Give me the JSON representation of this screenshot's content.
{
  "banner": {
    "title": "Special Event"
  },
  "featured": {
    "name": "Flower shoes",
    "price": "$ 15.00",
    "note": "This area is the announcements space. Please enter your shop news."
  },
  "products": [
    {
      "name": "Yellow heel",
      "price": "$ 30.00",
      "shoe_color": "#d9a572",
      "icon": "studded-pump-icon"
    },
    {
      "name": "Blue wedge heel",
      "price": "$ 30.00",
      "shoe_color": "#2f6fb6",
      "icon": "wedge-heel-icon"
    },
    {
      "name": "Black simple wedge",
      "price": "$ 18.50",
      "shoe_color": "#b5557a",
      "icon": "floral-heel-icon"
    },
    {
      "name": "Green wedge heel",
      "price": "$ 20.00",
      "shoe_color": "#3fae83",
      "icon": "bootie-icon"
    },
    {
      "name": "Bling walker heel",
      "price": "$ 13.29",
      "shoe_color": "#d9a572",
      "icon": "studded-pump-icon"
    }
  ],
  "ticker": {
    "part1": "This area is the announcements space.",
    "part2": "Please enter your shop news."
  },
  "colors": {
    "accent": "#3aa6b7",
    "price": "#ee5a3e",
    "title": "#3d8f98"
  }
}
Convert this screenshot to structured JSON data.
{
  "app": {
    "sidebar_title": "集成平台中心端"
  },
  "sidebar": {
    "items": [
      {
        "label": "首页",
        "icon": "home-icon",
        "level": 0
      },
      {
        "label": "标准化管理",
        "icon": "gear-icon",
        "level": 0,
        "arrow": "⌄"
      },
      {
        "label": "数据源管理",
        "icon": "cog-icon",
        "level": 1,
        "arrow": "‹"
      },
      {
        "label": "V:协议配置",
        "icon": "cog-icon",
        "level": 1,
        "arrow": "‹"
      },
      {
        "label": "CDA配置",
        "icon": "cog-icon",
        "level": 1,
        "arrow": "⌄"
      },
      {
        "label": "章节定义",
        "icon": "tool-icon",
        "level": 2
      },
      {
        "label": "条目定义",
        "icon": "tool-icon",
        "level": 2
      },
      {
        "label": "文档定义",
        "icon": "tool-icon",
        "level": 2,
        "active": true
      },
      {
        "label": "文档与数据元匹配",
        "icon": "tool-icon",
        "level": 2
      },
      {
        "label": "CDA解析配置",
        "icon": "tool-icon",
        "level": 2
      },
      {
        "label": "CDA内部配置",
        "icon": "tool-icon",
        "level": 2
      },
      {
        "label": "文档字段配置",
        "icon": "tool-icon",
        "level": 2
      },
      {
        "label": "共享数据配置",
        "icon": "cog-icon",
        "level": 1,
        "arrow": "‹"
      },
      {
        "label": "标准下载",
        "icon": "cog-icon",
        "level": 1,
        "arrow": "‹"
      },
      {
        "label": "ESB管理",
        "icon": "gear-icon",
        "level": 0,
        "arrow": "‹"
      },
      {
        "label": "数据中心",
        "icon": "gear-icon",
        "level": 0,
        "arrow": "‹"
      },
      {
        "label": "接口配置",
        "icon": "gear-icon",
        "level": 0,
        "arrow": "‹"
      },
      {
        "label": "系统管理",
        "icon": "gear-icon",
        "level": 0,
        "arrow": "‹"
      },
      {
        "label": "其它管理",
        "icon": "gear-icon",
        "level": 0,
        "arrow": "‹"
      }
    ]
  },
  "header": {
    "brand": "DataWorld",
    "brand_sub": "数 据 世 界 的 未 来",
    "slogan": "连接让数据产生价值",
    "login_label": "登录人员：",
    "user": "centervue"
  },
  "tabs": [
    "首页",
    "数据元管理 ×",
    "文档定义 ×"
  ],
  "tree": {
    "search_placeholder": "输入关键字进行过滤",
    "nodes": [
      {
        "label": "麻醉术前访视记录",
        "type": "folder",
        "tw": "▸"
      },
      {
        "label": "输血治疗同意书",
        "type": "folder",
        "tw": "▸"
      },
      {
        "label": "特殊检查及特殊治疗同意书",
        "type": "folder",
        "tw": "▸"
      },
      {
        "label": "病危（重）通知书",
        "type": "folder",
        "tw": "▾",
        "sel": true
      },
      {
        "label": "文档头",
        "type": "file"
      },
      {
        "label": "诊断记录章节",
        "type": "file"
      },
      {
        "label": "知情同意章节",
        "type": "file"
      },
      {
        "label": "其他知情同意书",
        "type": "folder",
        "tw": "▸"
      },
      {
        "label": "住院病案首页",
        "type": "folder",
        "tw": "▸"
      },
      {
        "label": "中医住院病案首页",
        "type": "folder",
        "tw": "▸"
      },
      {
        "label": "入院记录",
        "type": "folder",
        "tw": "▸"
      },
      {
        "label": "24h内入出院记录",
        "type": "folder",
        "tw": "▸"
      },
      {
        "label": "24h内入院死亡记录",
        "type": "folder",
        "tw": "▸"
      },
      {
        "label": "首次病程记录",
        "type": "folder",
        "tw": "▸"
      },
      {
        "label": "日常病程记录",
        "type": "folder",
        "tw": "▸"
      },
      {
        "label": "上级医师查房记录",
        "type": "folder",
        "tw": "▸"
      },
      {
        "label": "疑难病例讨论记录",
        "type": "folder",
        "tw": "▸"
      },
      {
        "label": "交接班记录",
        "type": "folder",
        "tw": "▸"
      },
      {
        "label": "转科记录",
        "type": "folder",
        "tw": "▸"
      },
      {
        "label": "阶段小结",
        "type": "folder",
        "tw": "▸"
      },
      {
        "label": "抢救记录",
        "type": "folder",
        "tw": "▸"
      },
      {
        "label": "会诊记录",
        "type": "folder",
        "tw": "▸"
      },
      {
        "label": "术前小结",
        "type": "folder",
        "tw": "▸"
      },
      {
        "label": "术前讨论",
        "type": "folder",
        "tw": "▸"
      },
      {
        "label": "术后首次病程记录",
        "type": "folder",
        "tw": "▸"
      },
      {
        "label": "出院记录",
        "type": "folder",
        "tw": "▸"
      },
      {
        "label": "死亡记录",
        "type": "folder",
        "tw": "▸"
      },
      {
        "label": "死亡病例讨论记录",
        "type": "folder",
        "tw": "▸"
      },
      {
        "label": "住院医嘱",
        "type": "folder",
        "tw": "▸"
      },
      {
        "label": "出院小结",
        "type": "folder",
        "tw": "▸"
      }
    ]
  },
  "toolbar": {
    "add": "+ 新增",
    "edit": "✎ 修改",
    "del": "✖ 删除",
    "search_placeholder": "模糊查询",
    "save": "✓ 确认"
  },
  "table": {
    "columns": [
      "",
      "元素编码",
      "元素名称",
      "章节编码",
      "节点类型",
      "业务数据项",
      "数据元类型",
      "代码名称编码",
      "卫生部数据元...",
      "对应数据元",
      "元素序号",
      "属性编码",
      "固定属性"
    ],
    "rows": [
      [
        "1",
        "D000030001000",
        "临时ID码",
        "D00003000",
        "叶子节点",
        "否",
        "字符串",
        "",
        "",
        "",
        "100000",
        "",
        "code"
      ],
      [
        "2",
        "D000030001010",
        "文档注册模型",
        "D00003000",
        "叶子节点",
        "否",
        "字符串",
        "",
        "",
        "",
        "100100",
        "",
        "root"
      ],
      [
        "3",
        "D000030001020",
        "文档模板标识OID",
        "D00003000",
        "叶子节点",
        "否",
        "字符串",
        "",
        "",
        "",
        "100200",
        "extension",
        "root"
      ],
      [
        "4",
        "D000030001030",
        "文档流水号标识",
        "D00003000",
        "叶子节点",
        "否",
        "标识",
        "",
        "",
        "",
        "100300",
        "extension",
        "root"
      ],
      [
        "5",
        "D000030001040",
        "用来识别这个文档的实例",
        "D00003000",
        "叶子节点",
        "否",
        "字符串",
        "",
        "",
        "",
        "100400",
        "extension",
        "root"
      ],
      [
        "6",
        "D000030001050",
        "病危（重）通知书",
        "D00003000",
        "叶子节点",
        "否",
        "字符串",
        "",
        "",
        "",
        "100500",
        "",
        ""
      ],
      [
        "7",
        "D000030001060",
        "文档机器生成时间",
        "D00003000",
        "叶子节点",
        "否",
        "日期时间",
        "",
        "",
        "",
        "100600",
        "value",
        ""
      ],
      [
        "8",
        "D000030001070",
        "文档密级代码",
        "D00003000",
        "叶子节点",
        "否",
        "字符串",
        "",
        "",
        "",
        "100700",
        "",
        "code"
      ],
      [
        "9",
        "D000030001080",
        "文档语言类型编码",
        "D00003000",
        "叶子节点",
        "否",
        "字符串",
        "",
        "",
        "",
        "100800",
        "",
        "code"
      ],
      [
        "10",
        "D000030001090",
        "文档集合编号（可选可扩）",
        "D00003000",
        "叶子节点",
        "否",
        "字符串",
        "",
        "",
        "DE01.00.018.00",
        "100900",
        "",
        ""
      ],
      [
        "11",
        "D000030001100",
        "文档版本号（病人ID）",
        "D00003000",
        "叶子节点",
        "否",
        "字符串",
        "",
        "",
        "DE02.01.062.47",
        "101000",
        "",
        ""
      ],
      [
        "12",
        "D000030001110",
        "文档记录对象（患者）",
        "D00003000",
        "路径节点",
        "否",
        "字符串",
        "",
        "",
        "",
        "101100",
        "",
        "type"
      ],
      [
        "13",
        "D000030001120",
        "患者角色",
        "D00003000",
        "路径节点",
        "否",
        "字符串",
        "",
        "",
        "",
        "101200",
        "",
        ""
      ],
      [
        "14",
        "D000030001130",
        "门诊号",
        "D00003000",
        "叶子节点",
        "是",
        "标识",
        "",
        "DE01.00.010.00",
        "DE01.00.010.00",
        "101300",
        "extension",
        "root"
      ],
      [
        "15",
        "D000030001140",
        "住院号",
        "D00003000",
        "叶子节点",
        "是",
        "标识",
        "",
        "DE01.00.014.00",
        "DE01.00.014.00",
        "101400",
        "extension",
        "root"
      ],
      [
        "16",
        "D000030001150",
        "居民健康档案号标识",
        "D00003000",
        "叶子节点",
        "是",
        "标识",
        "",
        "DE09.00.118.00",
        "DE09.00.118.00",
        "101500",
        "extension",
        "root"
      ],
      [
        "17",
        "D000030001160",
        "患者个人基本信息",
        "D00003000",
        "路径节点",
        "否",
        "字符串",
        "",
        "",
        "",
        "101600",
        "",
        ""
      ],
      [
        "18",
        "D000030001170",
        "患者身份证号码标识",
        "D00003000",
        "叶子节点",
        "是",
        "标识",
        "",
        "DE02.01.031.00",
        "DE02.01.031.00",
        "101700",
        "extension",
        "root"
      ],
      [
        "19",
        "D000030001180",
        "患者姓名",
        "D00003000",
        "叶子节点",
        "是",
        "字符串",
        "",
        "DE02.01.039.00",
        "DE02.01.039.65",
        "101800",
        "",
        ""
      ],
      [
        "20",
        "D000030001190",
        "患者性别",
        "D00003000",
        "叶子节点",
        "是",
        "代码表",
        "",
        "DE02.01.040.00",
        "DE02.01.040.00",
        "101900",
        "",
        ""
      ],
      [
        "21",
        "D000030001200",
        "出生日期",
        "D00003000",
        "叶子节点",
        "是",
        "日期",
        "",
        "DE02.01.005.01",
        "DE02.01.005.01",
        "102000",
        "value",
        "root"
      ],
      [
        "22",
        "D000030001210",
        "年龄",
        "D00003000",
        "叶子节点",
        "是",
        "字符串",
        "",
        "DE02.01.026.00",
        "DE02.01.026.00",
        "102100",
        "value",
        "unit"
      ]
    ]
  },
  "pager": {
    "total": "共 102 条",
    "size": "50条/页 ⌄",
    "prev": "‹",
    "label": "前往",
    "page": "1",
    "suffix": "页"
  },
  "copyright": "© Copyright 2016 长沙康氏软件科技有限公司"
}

▸ Exercise prompt: Copy all lines of the material above where the string "heel" occurs.

▸ The answer:
      "name": "Yellow heel",
      "name": "Blue wedge heel",
      "icon": "wedge-heel-icon"
      "icon": "floral-heel-icon"
      "name": "Green wedge heel",
      "name": "Bling walker heel",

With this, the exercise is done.